DAFTAR TUGAS →
1 - Sebutkan semua sebutan yang dipakai dalam artikel tentang ulat sagu di Papua untuk orang-orang Papua, baik masa kini maupun masa lampau.
2 - Lanjutkan artikel tentang ulat sagu di Papua mulai setelah kalimat terakhirnya.

BACAAN →
JdNews.co.id – Sejak ribuan tahun lalu, masyarakat di Papua telah mengandalkan alam sebagai sumber pangan utama. Salah satu temuan arkeologi terbaru mengungkap bahwa ulat sagu bukan hanya makanan tradisional saat ini, tetapi sudah menjadi bagian penting dalam pola konsumsi leluhur mereka sejak zaman prasejarah. Bukti ini ditemukan melalui penelitian di situs-situs arkeologi yang menunjukkan adanya sisa-sisa konsumsi ulat sagu dalam endapan tanah kuno.
Para peneliti menemukan sisa-sisa mikroskopis dari ulat sagu di alat-alat batu yang digunakan manusia purba di Papua. Ini menunjukkan bahwa ulat sagu bukan sekadar makanan tambahan, melainkan sumber protein utama bagi penduduk asli sejak ribuan tahun lalu. Selain itu, temuan ini juga menguatkan teori bahwa masyarakat Papua memiliki kearifan lokal dalam memanfaatkan sumber daya alam yang melimpah di sekitar mereka.

Entri data tersimpan →
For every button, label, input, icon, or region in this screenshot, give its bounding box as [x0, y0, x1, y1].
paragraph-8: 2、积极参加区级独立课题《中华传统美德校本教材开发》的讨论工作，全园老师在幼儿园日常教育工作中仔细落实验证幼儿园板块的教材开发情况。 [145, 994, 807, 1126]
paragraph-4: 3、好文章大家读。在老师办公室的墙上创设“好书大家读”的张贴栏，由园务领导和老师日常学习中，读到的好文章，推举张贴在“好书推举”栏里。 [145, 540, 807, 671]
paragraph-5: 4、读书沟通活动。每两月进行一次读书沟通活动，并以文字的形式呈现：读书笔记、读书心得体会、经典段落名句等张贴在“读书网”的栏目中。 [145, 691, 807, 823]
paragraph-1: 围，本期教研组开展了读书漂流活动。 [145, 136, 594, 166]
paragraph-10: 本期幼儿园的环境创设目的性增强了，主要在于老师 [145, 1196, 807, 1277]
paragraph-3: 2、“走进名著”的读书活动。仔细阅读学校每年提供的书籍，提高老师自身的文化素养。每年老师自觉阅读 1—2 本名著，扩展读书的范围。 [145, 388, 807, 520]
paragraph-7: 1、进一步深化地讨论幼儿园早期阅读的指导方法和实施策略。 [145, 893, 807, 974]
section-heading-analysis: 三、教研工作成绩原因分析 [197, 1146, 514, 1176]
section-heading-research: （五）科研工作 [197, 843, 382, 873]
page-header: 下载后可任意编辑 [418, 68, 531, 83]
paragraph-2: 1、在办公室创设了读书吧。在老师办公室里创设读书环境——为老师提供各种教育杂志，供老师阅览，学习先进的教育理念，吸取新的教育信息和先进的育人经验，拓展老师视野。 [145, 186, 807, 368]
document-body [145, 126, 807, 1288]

JAWABAN TUGAS →
1 - masyarakat di Papua, leluhur mereka, manusia purba di Papua, penduduk asli, masyarakat Papua

2 -
Pohon sagu sendiri telah lama dikenal sebagai tanaman penting di Papua, karena batangnya dapat diolah menjadi tepung sagu, bahan utama dalam berbagai makanan tradisional. Namun, keberadaan ulat sagu sebagai sumber protein tinggi menambah nilai gizi dari pola makan masyarakat Papua kuno. Proses panen ulat sagu dilakukan dengan membiarkan batang sagu yang sudah tumbang mengalami dekomposisi alami, yang kemudian menjadi habitat ideal bagi ulat sagu untuk berkembang biak.
Menariknya, pola konsumsi ulat sagu ini masih bertahan hingga saat ini di beberapa komunitas adat Papua. Ulat sagu biasanya dimakan mentah, dibakar, atau dimasak dalam berbagai hidangan khas. Bagi masyarakat Papua, ulat sagu tidak hanya dianggap sebagai makanan, tetapi juga bagian dari budaya dan tradisi yang diwariskan secara turun-temurun.
Penemuan ini memberikan wawasan lebih dalam tentang bagaimana masyarakat Papua purba bertahan hidup dengan memanfaatkan sumber daya lokal secara berkelanjutan. Fakta ini juga membuktikan bahwa makanan berbasis serangga, yang kini mulai populer sebagai sumber protein alternatif di dunia modern, sebenarnya telah lama dikonsumsi oleh nenek moyang kita.
Dengan adanya bukti arkeologi ini, semakin jelas bahwa kearifan lokal dalam memilih dan mengolah makanan telah ada sejak dahulu kala. Keberlanjutan konsumsi ulat sagu di Papua menjadi contoh bagaimana tradisi kuliner dan pola makan sehat berbasis sumber daya alam dapat terus dipertahankan hingga kini.